Request. Provide the records once more, identical to the original.
>> Start Listed records
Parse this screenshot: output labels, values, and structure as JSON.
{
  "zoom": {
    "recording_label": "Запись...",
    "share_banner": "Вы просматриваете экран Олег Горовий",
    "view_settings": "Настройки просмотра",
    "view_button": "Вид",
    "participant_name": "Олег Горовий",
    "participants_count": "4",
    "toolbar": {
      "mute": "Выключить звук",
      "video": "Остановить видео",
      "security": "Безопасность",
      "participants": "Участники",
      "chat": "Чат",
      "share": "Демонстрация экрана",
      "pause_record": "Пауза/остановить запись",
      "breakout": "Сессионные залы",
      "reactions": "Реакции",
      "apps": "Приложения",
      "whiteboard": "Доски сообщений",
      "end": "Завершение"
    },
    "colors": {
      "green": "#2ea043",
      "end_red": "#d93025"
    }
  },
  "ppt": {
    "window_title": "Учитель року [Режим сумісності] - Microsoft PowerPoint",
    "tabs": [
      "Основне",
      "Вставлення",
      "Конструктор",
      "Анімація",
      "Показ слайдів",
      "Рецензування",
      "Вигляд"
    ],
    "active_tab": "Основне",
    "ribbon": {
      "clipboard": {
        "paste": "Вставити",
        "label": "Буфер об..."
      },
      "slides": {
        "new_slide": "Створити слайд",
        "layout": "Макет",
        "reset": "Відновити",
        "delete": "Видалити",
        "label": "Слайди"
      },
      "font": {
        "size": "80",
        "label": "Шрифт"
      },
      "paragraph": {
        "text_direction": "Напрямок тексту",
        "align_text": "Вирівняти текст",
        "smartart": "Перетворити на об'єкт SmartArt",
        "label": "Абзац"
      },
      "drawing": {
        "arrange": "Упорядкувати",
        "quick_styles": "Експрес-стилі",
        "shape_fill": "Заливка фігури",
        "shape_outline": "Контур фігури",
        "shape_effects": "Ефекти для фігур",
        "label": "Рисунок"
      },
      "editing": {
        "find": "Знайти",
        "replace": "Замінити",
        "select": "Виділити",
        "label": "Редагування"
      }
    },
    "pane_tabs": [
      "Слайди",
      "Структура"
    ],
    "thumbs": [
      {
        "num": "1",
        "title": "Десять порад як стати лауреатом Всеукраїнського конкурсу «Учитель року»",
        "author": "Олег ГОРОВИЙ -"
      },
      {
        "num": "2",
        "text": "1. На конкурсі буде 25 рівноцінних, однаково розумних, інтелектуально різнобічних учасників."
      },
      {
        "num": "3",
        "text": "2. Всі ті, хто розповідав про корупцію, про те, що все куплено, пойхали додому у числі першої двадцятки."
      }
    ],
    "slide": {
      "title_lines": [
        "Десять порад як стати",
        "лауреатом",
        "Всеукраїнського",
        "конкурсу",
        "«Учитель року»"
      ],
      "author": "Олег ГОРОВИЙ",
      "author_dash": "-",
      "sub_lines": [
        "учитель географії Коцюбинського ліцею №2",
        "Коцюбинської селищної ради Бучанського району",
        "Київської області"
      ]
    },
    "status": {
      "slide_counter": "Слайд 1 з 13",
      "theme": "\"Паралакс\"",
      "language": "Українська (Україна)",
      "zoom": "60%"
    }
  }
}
>> End Listed records
Answer to the exercise.
Parse this screenshot: output labels, values, and structure as JSON.
{
  "zoom": {
    "recording_label": "Запись...",
    "share_banner": "Вы просматриваете экран Олег Горовий",
    "view_settings": "Настройки просмотра",
    "view_button": "Вид",
    "participant_name": "Олег Горовий",
    "participants_count": "4",
    "toolbar": {
      "mute": "Выключить звук",
      "video": "Остановить видео",
      "security": "Безопасность",
      "participants": "Участники",
      "chat": "Чат",
      "share": "Демонстрация экрана",
      "pause_record": "Пауза/остановить запись",
      "breakout": "Сессионные залы",
      "reactions": "Реакции",
      "apps": "Приложения",
      "whiteboard": "Доски сообщений",
      "end": "Завершение"
    },
    "colors": {
      "green": "#2ea043",
      "end_red": "#d93025"
    }
  },
  "ppt": {
    "window_title": "Учитель року [Режим сумісності] - Microsoft PowerPoint",
    "tabs": [
      "Основне",
      "Вставлення",
      "Конструктор",
      "Анімація",
      "Показ слайдів",
      "Рецензування",
      "Вигляд"
    ],
    "active_tab": "Основне",
    "ribbon": {
      "clipboard": {
        "paste": "Вставити",
        "label": "Буфер об..."
      },
      "slides": {
        "new_slide": "Створити слайд",
        "layout": "Макет",
        "reset": "Відновити",
        "delete": "Видалити",
        "label": "Слайди"
      },
      "font": {
        "size": "80",
        "label": "Шрифт"
      },
      "paragraph": {
        "text_direction": "Напрямок тексту",
        "align_text": "Вирівняти текст",
        "smartart": "Перетворити на об'єкт SmartArt",
        "label": "Абзац"
      },
      "drawing": {
        "arrange": "Упорядкувати",
        "quick_styles": "Експрес-стилі",
        "shape_fill": "Заливка фігури",
        "shape_outline": "Контур фігури",
        "shape_effects": "Ефекти для фігур",
        "label": "Рисунок"
      },
      "editing": {
        "find": "Знайти",
        "replace": "Замінити",
        "select": "Виділити",
        "label": "Редагування"
      }
    },
    "pane_tabs": [
      "Слайди",
      "Структура"
    ],
    "thumbs": [
      {
        "num": "1",
        "title": "Десять порад як стати лауреатом Всеукраїнського конкурсу «Учитель року»",
        "author": "Олег ГОРОВИЙ -"
      },
      {
        "num": "2",
        "text": "1. На конкурсі буде 25 рівноцінних, однаково розумних, інтелектуально різнобічних учасників."
      },
      {
        "num": "3",
        "text": "2. Всі ті, хто розповідав про корупцію, про те, що все куплено, пойхали додому у числі першої двадцятки."
      }
    ],
    "slide": {
      "title_lines": [
        "Десять порад як стати",
        "лауреатом",
        "Всеукраїнського",
        "конкурсу",
        "«Учитель року»"
      ],
      "author": "Олег ГОРОВИЙ",
      "author_dash": "-",
      "sub_lines": [
        "учитель географії Коцюбинського ліцею №2",
        "Коцюбинської селищної ради Бучанського району",
        "Київської області"
      ]
    },
    "status": {
      "slide_counter": "Слайд 1 з 13",
      "theme": "\"Паралакс\"",
      "language": "Українська (Україна)",
      "zoom": "60%"
    }
  }
}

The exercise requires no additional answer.